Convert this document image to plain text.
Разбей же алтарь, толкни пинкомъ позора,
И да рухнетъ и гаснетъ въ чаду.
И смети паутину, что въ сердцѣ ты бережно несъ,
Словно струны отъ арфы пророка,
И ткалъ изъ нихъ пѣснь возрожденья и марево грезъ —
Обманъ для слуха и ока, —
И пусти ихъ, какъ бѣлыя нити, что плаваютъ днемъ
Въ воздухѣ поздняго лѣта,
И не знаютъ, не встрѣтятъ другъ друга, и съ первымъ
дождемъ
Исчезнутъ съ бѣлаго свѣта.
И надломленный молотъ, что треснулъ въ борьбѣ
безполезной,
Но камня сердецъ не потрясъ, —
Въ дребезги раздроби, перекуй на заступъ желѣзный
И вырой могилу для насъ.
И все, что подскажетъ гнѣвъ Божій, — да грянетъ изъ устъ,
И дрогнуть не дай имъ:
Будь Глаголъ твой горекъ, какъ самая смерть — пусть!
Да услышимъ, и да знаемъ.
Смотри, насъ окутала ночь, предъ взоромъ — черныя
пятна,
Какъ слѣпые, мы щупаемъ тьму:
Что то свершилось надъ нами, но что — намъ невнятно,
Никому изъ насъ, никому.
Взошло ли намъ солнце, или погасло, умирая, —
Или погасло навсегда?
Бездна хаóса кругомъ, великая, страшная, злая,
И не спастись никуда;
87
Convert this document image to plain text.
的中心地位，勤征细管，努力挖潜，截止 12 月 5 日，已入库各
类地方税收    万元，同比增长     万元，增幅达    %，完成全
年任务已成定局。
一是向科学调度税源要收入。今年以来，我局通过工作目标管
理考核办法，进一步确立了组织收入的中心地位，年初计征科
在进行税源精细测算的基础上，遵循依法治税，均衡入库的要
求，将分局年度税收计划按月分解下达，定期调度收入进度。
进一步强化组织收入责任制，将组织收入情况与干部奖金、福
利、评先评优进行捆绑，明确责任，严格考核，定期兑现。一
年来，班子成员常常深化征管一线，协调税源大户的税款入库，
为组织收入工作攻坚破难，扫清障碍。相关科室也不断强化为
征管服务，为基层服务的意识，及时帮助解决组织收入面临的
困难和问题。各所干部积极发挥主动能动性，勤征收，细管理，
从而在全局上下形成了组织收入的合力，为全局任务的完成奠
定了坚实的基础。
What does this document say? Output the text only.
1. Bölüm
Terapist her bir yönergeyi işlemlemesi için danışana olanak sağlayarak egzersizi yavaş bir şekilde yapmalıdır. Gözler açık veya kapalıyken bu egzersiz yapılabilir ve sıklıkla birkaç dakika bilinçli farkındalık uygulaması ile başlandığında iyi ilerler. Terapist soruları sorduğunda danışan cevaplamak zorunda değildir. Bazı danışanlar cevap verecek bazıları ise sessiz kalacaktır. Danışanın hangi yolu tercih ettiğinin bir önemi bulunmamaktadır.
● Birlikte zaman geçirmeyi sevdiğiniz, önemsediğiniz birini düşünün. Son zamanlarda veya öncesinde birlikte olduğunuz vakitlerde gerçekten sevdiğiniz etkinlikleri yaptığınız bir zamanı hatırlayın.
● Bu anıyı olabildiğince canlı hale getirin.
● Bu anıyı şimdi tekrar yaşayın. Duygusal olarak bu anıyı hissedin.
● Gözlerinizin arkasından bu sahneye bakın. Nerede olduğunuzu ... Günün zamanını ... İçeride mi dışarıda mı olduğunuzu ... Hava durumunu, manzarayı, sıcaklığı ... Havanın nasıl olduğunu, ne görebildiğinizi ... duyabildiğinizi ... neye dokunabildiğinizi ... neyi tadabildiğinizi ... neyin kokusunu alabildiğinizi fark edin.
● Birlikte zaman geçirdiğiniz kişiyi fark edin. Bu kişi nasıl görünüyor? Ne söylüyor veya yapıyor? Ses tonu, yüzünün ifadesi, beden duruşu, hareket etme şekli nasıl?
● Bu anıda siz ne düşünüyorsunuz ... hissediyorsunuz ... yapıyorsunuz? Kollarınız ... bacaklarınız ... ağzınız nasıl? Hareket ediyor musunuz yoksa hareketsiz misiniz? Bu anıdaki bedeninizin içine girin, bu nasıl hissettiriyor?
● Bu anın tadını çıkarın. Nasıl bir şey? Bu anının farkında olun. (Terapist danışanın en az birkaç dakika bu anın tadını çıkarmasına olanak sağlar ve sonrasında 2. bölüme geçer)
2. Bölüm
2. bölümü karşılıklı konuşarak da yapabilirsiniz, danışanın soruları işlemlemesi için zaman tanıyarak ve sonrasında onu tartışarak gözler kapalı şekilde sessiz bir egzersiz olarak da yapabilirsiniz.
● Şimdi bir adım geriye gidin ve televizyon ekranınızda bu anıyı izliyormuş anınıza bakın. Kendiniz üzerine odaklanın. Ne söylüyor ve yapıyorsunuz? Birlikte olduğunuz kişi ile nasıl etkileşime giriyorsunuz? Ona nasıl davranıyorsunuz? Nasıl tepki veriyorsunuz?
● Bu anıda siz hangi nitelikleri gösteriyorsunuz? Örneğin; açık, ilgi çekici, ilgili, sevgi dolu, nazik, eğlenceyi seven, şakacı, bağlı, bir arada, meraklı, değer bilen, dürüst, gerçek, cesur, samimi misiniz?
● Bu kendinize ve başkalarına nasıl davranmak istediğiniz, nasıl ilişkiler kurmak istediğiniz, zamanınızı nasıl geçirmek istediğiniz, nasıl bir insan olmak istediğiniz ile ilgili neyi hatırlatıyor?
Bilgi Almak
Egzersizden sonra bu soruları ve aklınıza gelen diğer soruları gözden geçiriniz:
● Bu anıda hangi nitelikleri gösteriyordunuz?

++++++

* OBJECTIVE *
Find how many lines in the listing hold "yapıyorsunuz", and reply with that number only.

* WORKED ANSWER *
2